++++ Input material

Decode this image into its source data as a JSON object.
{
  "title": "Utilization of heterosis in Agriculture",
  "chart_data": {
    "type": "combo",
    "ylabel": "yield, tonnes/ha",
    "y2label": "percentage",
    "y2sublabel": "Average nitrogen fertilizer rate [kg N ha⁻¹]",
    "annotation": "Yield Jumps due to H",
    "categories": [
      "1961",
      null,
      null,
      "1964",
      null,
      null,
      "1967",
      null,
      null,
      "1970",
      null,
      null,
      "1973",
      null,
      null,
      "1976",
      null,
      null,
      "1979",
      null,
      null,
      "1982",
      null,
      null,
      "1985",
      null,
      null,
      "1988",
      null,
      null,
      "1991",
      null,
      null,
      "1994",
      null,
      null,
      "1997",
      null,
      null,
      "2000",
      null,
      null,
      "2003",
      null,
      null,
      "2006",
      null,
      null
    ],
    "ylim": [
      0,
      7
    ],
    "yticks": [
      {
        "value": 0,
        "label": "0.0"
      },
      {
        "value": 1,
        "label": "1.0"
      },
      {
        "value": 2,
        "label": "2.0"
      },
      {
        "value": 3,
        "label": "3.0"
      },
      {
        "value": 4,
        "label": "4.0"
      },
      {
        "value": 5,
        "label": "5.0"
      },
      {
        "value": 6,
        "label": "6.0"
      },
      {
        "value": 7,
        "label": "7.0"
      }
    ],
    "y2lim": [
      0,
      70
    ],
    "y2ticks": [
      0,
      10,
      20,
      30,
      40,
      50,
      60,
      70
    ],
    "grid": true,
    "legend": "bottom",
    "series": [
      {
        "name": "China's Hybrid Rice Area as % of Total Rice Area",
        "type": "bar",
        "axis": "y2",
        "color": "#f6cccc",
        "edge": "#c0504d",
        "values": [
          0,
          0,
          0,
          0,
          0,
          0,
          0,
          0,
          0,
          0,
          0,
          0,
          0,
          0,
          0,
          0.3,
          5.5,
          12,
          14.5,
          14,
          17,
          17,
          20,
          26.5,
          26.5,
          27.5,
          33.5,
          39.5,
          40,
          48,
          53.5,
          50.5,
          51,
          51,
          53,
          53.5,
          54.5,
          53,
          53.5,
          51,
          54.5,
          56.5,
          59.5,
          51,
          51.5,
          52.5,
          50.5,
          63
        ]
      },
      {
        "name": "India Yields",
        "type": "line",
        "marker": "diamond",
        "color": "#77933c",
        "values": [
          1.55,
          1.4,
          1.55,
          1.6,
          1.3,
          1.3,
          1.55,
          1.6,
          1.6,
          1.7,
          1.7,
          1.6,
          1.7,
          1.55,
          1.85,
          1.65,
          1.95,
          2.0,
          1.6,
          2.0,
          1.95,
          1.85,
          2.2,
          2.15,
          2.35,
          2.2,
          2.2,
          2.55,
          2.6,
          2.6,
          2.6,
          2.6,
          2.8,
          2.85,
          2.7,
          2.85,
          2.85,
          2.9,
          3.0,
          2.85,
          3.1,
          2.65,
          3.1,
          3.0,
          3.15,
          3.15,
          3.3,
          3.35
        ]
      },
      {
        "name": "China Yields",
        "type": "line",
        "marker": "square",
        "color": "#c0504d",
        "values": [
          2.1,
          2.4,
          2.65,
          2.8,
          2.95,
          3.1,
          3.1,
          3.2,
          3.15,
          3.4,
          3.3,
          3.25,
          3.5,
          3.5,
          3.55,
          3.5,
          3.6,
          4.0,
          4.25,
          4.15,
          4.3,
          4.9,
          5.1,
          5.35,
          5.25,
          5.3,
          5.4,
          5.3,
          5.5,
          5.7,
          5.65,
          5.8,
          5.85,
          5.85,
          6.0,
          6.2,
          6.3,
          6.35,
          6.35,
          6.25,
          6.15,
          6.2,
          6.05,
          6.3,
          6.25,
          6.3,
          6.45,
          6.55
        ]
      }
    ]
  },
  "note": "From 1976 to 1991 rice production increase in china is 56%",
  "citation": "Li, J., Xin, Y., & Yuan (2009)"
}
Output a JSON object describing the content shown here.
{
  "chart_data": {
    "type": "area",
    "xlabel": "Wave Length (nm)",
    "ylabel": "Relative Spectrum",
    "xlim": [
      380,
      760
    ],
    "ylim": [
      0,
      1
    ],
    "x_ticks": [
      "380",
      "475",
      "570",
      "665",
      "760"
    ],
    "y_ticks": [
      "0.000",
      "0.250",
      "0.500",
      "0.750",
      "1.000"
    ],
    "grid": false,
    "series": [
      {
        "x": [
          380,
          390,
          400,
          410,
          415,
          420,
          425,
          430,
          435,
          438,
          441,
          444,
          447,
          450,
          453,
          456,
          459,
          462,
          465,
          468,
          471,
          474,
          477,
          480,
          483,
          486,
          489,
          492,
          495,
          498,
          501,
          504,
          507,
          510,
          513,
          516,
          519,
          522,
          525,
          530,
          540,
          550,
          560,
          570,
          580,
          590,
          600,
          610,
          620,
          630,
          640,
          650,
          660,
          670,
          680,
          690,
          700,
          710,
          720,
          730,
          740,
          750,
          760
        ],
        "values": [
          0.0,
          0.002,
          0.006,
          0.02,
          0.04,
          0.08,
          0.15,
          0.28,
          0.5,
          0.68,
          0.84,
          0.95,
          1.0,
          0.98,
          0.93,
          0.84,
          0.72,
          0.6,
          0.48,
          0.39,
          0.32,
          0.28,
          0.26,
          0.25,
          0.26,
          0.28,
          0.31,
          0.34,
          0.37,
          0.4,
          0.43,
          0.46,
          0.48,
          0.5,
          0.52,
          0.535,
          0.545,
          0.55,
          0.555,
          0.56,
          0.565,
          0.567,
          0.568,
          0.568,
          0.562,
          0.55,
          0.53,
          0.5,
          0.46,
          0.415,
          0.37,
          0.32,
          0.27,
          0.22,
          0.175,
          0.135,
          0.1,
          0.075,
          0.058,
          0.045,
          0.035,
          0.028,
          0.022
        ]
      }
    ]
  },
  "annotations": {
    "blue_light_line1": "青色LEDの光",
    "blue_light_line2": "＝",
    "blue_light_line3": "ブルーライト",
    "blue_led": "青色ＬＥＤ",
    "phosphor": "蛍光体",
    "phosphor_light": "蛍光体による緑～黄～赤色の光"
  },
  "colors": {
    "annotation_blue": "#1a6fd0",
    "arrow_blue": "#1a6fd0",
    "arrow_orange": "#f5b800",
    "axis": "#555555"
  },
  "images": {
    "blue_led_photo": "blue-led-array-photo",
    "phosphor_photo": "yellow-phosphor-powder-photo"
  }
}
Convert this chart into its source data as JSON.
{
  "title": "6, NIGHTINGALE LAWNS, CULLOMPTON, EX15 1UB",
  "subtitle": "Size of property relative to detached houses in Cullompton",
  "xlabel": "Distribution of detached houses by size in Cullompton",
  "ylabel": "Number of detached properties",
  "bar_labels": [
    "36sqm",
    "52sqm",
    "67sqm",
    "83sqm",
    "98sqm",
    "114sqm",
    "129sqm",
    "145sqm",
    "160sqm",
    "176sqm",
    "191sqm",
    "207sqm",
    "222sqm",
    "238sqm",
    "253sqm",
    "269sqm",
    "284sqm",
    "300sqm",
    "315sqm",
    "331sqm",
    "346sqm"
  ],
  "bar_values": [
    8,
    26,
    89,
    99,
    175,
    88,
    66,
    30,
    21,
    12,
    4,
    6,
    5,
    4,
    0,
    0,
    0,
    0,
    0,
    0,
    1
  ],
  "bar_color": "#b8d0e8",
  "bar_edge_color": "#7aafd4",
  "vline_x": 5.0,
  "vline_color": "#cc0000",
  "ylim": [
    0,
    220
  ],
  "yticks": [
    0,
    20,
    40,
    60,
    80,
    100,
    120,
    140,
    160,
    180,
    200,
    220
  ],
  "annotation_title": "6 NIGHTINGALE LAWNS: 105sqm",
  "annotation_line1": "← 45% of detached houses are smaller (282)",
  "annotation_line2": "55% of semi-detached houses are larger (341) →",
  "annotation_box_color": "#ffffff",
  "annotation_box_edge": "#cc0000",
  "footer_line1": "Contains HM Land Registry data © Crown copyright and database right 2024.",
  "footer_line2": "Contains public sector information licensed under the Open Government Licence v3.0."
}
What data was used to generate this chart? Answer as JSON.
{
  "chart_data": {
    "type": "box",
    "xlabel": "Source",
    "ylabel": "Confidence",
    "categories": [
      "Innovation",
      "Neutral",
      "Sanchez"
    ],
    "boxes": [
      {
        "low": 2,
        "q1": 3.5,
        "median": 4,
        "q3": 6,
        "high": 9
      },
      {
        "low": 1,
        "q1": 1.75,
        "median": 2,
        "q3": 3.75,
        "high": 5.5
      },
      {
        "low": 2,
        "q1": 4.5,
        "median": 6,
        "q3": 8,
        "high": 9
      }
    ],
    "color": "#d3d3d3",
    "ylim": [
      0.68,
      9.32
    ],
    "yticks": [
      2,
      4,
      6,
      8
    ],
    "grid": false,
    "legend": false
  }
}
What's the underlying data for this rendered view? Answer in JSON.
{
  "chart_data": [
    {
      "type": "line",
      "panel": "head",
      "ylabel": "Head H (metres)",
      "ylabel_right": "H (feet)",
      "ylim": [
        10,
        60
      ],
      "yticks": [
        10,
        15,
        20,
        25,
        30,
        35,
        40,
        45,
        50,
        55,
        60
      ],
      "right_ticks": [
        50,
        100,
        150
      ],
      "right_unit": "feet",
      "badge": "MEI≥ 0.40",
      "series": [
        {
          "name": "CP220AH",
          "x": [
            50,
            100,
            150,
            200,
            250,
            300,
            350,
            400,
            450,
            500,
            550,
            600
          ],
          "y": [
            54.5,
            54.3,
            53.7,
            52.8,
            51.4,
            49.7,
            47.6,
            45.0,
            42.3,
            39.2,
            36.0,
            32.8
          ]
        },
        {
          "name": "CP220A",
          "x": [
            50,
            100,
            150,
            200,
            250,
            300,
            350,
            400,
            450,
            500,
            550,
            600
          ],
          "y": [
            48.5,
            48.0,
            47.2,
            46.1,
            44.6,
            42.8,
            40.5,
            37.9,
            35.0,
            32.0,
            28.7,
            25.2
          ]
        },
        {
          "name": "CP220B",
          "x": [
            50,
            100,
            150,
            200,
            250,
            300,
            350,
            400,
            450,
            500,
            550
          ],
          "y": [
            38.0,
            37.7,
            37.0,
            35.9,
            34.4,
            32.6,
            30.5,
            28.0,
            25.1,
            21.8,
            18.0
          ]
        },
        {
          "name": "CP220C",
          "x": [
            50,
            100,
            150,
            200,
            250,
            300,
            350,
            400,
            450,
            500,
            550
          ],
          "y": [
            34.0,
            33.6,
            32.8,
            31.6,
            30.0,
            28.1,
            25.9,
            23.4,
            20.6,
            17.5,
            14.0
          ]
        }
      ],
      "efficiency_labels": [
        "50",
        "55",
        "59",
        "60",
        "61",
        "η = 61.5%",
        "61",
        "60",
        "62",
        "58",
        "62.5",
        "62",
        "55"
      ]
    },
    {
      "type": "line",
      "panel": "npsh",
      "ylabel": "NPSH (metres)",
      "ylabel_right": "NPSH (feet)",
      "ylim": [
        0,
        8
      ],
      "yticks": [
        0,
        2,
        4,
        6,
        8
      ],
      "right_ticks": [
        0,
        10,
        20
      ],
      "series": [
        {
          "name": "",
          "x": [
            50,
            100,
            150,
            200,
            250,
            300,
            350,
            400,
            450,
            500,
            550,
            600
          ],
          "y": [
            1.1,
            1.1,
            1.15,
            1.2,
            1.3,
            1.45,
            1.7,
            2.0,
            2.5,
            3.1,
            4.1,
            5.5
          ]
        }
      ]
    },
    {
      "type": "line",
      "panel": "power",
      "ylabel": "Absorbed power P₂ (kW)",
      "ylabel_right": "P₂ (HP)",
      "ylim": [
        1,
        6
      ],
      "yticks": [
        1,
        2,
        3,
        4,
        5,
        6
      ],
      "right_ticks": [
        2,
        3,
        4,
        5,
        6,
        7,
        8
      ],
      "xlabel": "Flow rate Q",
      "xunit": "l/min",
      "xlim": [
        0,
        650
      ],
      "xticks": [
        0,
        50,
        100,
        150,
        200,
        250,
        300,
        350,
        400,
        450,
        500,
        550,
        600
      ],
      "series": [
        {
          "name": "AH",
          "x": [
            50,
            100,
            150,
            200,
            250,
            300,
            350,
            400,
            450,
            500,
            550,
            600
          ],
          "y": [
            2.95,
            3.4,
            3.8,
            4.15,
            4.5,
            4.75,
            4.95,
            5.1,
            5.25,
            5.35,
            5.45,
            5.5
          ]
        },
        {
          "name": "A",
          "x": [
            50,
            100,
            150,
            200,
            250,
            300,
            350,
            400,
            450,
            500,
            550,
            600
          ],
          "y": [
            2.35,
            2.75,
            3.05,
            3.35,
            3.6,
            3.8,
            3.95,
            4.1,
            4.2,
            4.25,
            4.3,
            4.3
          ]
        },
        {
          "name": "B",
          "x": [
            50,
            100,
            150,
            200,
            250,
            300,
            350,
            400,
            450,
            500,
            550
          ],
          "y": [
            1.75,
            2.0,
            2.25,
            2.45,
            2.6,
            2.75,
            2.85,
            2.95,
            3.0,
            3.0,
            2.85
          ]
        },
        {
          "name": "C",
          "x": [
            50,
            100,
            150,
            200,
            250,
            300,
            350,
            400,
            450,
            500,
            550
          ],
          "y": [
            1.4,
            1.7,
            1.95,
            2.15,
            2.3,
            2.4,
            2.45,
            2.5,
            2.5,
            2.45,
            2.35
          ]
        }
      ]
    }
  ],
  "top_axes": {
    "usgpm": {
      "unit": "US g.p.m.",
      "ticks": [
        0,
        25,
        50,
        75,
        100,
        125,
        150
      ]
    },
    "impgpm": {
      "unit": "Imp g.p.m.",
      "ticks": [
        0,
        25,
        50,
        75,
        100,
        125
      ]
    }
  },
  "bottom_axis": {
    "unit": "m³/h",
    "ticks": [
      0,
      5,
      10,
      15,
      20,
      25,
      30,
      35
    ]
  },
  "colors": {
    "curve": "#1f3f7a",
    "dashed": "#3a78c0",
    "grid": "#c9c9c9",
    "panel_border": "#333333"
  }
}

++++++++

Wherever the word "power" occurs in a line of the listing, copy that line.

      "panel": "power",
      "ylabel": "Absorbed power P₂ (kW)",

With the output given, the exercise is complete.